[EXERCISE DESCRIPTION]:
Copy out all the lines where "применения" shows up.

[STORED RECORDS]:
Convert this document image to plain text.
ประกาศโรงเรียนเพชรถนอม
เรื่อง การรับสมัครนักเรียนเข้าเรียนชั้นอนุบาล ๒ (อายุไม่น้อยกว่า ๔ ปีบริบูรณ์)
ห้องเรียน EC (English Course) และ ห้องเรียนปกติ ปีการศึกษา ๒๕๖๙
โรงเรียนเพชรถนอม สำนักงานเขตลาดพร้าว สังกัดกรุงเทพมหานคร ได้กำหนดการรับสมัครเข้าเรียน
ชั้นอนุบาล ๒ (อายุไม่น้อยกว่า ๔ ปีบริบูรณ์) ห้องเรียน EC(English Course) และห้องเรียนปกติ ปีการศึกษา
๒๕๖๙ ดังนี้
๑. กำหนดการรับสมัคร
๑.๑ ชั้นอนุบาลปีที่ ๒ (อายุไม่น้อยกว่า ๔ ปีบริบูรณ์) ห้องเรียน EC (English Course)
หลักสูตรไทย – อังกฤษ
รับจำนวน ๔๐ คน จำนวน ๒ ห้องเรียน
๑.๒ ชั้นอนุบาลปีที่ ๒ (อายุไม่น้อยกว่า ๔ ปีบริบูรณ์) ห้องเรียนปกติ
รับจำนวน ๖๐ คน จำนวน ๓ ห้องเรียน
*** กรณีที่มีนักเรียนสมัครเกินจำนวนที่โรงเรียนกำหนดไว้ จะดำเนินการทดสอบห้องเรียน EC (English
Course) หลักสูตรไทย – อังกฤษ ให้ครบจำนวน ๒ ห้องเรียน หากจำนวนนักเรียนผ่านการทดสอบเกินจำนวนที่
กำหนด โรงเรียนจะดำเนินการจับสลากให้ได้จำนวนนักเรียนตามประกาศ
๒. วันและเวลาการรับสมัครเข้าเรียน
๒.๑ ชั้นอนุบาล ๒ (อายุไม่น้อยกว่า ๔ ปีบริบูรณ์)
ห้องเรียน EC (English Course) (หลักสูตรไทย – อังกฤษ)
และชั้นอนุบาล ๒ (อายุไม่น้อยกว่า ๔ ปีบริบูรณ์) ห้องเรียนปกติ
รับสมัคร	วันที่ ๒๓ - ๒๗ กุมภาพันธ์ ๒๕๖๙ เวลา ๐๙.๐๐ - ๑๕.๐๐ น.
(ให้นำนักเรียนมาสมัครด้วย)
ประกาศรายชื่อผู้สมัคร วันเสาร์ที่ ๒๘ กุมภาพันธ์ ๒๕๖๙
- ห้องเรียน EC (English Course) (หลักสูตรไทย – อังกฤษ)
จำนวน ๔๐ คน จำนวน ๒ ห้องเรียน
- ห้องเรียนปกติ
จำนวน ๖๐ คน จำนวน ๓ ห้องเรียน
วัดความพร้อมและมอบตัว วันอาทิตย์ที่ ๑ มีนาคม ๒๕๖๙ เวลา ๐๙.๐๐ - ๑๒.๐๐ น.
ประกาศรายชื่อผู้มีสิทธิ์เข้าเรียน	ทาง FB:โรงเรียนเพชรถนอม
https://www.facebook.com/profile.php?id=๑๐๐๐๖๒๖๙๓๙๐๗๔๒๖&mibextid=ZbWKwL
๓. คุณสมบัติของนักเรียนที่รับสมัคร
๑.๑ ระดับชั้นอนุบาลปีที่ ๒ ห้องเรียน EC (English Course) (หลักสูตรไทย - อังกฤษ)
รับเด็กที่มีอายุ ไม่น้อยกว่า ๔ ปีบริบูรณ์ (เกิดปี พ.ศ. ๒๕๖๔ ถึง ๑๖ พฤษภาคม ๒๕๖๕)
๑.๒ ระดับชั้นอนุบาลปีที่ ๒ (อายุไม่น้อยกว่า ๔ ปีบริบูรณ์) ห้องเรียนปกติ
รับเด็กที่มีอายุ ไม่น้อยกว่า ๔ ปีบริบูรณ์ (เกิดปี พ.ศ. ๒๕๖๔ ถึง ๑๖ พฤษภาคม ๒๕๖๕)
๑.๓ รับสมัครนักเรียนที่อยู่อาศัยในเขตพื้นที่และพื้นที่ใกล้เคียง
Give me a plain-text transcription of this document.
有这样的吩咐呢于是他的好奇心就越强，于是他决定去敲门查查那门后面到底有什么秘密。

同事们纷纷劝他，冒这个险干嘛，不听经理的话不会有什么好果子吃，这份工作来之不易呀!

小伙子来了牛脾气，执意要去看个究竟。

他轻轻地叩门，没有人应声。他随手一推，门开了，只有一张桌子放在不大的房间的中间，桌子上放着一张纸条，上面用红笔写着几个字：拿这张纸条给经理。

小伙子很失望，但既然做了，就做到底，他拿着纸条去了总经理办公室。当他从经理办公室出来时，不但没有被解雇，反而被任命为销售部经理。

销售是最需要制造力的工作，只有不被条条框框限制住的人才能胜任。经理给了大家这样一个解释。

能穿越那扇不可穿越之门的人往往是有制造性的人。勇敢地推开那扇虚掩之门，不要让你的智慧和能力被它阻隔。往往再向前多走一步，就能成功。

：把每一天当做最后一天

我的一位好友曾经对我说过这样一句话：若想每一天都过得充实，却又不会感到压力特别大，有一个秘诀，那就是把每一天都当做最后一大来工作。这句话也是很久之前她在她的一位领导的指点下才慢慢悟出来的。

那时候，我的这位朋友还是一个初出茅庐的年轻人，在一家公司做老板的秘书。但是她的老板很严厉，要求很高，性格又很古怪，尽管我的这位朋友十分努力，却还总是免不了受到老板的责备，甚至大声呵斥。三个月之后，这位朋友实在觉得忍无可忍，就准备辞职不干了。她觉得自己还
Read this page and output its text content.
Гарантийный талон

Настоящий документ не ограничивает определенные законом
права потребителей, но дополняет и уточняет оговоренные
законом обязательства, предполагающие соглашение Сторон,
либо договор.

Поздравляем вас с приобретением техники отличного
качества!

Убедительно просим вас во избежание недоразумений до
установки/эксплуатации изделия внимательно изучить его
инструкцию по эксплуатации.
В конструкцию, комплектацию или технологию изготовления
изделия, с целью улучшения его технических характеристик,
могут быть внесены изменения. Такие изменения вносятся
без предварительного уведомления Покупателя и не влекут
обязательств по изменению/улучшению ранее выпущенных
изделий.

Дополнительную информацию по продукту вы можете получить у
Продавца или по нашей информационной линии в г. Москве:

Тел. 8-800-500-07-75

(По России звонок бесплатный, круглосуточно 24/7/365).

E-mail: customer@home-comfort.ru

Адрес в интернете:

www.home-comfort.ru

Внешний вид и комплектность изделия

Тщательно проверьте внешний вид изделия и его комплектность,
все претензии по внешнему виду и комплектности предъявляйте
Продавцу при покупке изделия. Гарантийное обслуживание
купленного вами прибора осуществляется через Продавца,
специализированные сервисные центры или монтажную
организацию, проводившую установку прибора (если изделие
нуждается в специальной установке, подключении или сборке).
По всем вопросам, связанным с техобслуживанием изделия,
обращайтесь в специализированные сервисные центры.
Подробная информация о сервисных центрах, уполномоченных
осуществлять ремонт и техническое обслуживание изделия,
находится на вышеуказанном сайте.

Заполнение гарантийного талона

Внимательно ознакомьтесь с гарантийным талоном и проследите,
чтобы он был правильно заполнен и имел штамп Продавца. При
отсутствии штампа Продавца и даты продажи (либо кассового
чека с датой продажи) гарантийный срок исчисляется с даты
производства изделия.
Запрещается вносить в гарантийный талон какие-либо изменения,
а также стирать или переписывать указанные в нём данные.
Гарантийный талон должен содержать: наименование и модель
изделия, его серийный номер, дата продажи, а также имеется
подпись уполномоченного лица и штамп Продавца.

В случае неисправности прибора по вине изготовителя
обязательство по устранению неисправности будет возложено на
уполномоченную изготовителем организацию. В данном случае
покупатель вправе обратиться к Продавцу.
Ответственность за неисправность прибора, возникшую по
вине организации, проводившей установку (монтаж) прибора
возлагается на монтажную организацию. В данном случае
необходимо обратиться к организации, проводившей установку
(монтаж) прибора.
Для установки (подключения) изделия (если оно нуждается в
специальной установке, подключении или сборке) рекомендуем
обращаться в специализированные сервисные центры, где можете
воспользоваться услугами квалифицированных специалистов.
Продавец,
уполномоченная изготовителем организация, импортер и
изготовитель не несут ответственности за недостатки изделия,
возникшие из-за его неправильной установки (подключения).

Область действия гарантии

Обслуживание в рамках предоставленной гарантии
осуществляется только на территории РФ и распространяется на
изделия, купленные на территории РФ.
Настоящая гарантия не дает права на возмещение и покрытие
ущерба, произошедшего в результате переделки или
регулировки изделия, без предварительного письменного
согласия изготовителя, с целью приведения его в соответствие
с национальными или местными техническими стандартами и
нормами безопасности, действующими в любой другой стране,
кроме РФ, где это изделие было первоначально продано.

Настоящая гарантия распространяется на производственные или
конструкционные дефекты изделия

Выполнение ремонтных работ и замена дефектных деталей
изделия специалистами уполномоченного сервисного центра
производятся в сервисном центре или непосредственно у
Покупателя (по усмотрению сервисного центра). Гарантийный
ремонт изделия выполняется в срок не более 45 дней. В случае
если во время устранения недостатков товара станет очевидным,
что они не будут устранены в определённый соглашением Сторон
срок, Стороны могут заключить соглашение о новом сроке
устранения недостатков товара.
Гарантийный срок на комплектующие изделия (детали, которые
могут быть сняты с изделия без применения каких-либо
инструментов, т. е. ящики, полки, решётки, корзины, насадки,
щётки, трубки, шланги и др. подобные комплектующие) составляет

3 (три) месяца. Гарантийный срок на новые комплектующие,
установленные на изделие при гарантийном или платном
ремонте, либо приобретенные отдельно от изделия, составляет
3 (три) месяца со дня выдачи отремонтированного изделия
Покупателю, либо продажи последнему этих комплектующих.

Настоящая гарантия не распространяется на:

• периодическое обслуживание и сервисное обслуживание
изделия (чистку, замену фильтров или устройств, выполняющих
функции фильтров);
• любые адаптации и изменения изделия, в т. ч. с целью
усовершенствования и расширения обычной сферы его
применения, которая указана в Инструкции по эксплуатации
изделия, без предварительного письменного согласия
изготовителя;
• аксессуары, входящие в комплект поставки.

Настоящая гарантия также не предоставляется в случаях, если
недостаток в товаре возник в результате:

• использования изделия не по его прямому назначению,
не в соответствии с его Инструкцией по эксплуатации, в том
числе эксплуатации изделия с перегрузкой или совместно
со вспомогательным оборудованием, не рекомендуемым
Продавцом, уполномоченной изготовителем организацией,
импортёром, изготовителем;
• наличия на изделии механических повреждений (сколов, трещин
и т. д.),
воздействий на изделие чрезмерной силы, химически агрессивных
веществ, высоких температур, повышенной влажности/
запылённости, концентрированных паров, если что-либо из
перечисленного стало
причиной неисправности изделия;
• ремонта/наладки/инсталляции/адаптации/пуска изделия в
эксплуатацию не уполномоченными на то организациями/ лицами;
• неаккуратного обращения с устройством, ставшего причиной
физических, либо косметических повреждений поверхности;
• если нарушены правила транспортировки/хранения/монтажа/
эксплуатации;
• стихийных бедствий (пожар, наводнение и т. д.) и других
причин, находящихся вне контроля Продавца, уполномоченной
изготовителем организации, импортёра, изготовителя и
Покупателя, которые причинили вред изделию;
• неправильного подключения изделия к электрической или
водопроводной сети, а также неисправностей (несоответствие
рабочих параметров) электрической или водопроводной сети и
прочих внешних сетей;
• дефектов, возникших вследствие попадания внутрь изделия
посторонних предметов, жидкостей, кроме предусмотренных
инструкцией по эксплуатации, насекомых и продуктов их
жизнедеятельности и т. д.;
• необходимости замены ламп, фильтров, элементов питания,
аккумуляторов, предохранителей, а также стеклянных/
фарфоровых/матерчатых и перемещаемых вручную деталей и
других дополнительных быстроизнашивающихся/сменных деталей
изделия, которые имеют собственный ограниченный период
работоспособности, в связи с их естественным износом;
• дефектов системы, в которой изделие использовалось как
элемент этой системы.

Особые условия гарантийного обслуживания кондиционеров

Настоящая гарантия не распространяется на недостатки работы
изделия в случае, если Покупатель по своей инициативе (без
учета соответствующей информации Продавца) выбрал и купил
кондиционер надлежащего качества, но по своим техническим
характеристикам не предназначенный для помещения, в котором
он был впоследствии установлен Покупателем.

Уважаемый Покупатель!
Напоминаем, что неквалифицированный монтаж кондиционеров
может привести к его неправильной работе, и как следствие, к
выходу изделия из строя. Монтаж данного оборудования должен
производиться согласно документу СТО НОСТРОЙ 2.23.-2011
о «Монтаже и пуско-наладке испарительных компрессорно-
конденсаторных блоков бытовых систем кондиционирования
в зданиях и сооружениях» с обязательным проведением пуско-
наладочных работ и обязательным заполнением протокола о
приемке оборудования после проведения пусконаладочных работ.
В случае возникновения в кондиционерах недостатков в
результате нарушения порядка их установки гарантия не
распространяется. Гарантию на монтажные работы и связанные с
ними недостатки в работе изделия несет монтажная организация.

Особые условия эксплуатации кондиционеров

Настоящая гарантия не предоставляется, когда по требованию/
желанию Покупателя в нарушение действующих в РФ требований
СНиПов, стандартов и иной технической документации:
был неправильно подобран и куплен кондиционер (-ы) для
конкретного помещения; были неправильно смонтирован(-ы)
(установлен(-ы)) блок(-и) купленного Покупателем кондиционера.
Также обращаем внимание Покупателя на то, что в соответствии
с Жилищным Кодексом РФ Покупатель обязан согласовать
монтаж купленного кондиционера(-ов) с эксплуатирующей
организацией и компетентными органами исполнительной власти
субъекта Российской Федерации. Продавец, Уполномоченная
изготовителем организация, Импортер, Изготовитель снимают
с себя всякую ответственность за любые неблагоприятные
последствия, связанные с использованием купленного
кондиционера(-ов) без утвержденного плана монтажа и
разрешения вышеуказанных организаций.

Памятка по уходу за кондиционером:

[OUTPUT]:
могут быть сняты с изделия без применения каких-либо
применения, которая указана в Инструкции по эксплуатации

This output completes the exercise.